> [The records]:
_ _ _ _ _ _ _

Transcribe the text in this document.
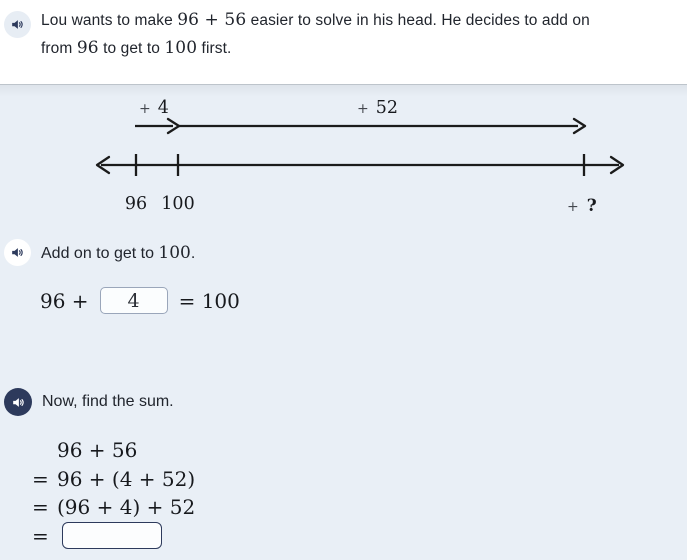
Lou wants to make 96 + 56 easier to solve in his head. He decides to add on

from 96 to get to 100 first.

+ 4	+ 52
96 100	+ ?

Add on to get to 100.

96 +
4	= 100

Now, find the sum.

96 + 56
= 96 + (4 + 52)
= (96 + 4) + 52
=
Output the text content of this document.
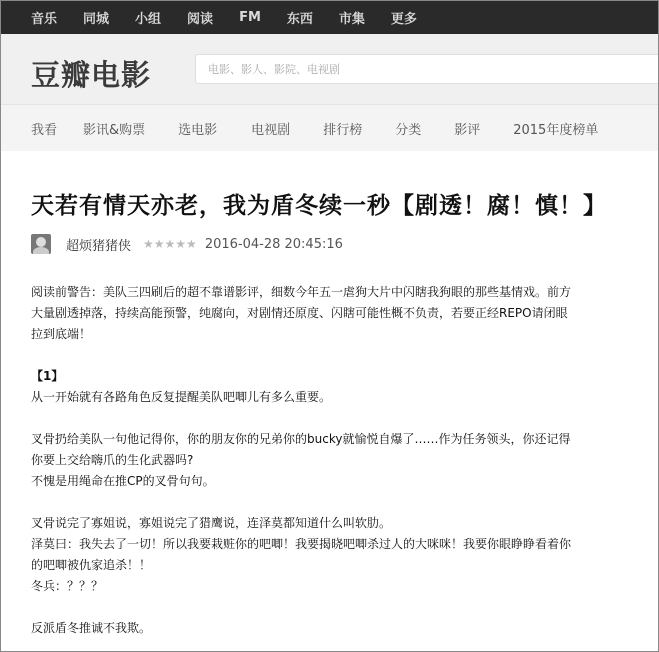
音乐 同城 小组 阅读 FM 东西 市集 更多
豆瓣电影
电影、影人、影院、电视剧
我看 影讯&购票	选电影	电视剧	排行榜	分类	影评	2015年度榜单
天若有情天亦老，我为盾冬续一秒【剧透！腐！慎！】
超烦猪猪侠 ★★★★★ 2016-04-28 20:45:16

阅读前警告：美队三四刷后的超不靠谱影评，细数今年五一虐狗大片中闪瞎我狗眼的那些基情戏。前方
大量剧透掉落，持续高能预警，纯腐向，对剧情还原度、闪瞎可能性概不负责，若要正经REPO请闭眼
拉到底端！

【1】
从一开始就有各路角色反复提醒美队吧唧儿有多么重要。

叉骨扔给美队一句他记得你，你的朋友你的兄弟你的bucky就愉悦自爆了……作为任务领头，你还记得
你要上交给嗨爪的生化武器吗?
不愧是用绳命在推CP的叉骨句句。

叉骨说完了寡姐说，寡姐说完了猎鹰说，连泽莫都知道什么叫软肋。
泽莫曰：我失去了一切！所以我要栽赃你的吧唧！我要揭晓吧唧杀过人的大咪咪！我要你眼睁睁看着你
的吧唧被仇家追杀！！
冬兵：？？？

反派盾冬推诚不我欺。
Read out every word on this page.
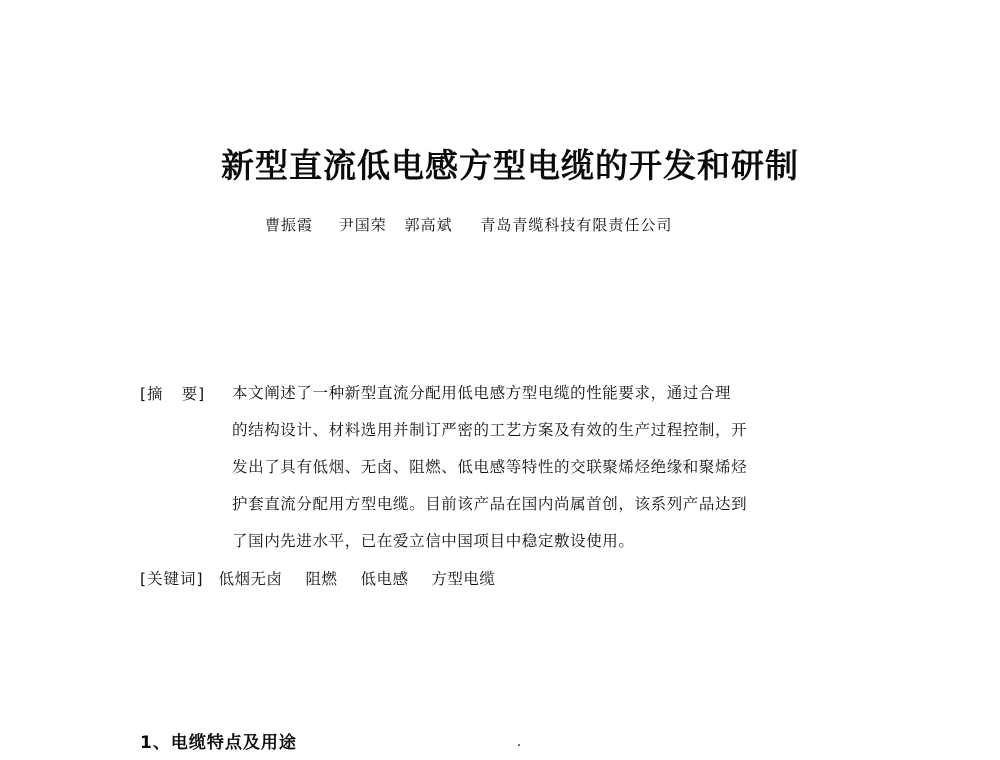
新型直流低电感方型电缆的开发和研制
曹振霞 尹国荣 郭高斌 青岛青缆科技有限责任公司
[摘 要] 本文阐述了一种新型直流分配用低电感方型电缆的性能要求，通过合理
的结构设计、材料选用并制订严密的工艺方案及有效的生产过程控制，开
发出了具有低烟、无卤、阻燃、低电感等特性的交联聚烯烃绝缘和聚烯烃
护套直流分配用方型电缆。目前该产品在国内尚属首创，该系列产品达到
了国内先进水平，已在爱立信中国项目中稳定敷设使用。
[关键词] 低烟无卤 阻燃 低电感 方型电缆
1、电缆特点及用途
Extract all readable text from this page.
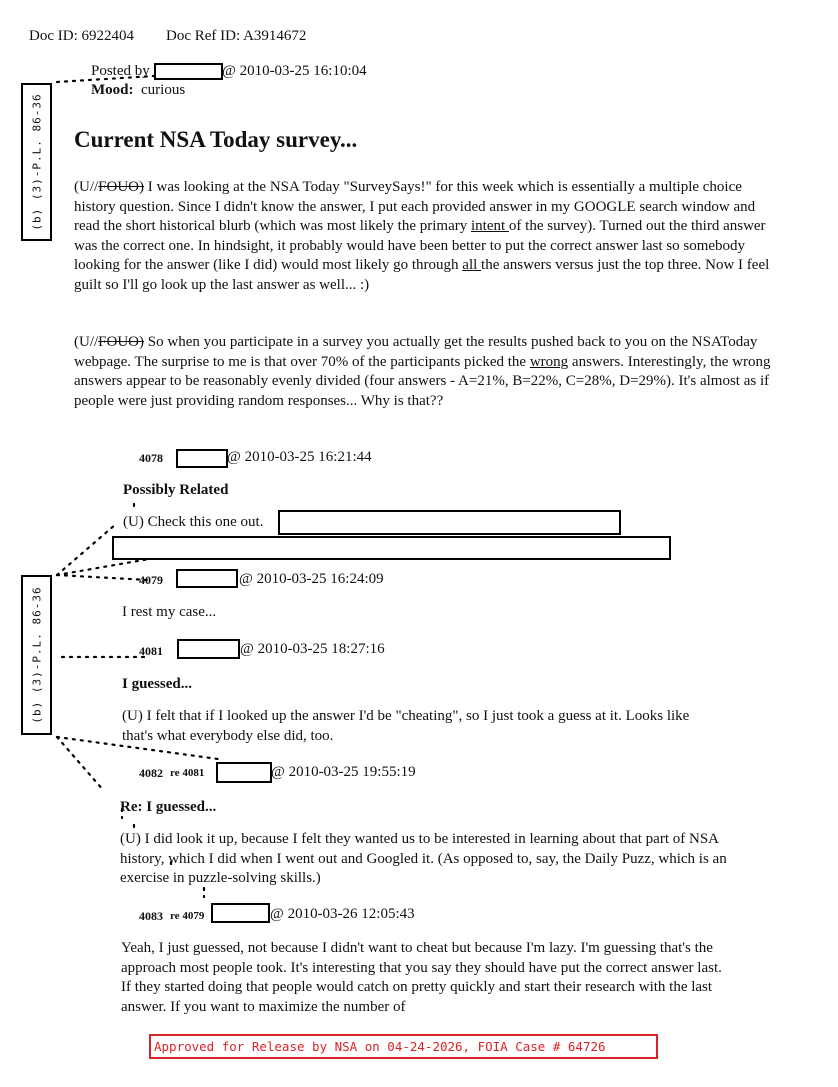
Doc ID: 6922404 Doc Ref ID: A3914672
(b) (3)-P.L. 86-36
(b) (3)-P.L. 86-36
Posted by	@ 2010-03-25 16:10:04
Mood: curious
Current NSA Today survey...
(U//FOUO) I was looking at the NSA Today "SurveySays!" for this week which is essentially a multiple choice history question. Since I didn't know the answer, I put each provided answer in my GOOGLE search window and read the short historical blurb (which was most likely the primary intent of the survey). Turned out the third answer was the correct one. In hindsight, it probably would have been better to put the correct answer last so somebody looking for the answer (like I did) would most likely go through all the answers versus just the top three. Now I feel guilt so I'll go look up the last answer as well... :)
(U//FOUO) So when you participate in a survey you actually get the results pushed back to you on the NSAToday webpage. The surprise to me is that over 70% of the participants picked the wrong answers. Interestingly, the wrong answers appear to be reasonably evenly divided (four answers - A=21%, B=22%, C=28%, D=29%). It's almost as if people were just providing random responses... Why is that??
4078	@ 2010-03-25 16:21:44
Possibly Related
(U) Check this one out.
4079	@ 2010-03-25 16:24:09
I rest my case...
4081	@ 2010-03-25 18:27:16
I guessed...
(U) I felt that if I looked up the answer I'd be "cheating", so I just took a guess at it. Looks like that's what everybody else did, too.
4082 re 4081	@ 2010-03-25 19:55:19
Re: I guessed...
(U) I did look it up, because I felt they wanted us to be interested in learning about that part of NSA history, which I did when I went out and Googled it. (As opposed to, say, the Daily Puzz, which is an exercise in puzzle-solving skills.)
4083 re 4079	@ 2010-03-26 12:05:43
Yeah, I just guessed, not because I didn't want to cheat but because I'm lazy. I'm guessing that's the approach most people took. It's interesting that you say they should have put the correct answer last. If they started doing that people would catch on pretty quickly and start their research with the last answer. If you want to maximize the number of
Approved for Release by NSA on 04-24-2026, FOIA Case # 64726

_ _ _ _ _ _ _

> [What this task involves]: Pictures are excluded; copy every other part of the records exactly.

> [Answer to the task]:
Transcribe the text in this document.
Lou wants to make 96 + 56 easier to solve in his head. He decides to add on

from 96 to get to 100 first.

+ 4	+ 52
96 100	+ ?

Add on to get to 100.

96 +
4	= 100

Now, find the sum.

96 + 56
= 96 + (4 + 52)
= (96 + 4) + 52
=
Output the text content of this document.
音乐 同城 小组 阅读 FM 东西 市集 更多
豆瓣电影
电影、影人、影院、电视剧
我看 影讯&购票	选电影	电视剧	排行榜	分类	影评	2015年度榜单
天若有情天亦老，我为盾冬续一秒【剧透！腐！慎！】
超烦猪猪侠 ★★★★★ 2016-04-28 20:45:16

阅读前警告：美队三四刷后的超不靠谱影评，细数今年五一虐狗大片中闪瞎我狗眼的那些基情戏。前方
大量剧透掉落，持续高能预警，纯腐向，对剧情还原度、闪瞎可能性概不负责，若要正经REPO请闭眼
拉到底端！

【1】
从一开始就有各路角色反复提醒美队吧唧儿有多么重要。

叉骨扔给美队一句他记得你，你的朋友你的兄弟你的bucky就愉悦自爆了……作为任务领头，你还记得
你要上交给嗨爪的生化武器吗?
不愧是用绳命在推CP的叉骨句句。

叉骨说完了寡姐说，寡姐说完了猎鹰说，连泽莫都知道什么叫软肋。
泽莫曰：我失去了一切！所以我要栽赃你的吧唧！我要揭晓吧唧杀过人的大咪咪！我要你眼睁睁看着你
的吧唧被仇家追杀！！
冬兵：？？？

反派盾冬推诚不我欺。
Read out every word on this page.
新型直流低电感方型电缆的开发和研制
曹振霞 尹国荣 郭高斌 青岛青缆科技有限责任公司
[摘 要] 本文阐述了一种新型直流分配用低电感方型电缆的性能要求，通过合理
的结构设计、材料选用并制订严密的工艺方案及有效的生产过程控制，开
发出了具有低烟、无卤、阻燃、低电感等特性的交联聚烯烃绝缘和聚烯烃
护套直流分配用方型电缆。目前该产品在国内尚属首创，该系列产品达到
了国内先进水平，已在爱立信中国项目中稳定敷设使用。
[关键词] 低烟无卤 阻燃 低电感 方型电缆
1、电缆特点及用途
Extract all readable text from this page.
Doc ID: 6922404 Doc Ref ID: A3914672
(b) (3)-P.L. 86-36
(b) (3)-P.L. 86-36
Posted by	@ 2010-03-25 16:10:04
Mood: curious
Current NSA Today survey...
(U//FOUO) I was looking at the NSA Today "SurveySays!" for this week which is essentially a multiple choice history question. Since I didn't know the answer, I put each provided answer in my GOOGLE search window and read the short historical blurb (which was most likely the primary intent of the survey). Turned out the third answer was the correct one. In hindsight, it probably would have been better to put the correct answer last so somebody looking for the answer (like I did) would most likely go through all the answers versus just the top three. Now I feel guilt so I'll go look up the last answer as well... :)
(U//FOUO) So when you participate in a survey you actually get the results pushed back to you on the NSAToday webpage. The surprise to me is that over 70% of the participants picked the wrong answers. Interestingly, the wrong answers appear to be reasonably evenly divided (four answers - A=21%, B=22%, C=28%, D=29%). It's almost as if people were just providing random responses... Why is that??
4078	@ 2010-03-25 16:21:44
Possibly Related
(U) Check this one out.
4079	@ 2010-03-25 16:24:09
I rest my case...
4081	@ 2010-03-25 18:27:16
I guessed...
(U) I felt that if I looked up the answer I'd be "cheating", so I just took a guess at it. Looks like that's what everybody else did, too.
4082 re 4081	@ 2010-03-25 19:55:19
Re: I guessed...
(U) I did look it up, because I felt they wanted us to be interested in learning about that part of NSA history, which I did when I went out and Googled it. (As opposed to, say, the Daily Puzz, which is an exercise in puzzle-solving skills.)
4083 re 4079	@ 2010-03-26 12:05:43
Yeah, I just guessed, not because I didn't want to cheat but because I'm lazy. I'm guessing that's the approach most people took. It's interesting that you say they should have put the correct answer last. If they started doing that people would catch on pretty quickly and start their research with the last answer. If you want to maximize the number of
Approved for Release by NSA on 04-24-2026, FOIA Case # 64726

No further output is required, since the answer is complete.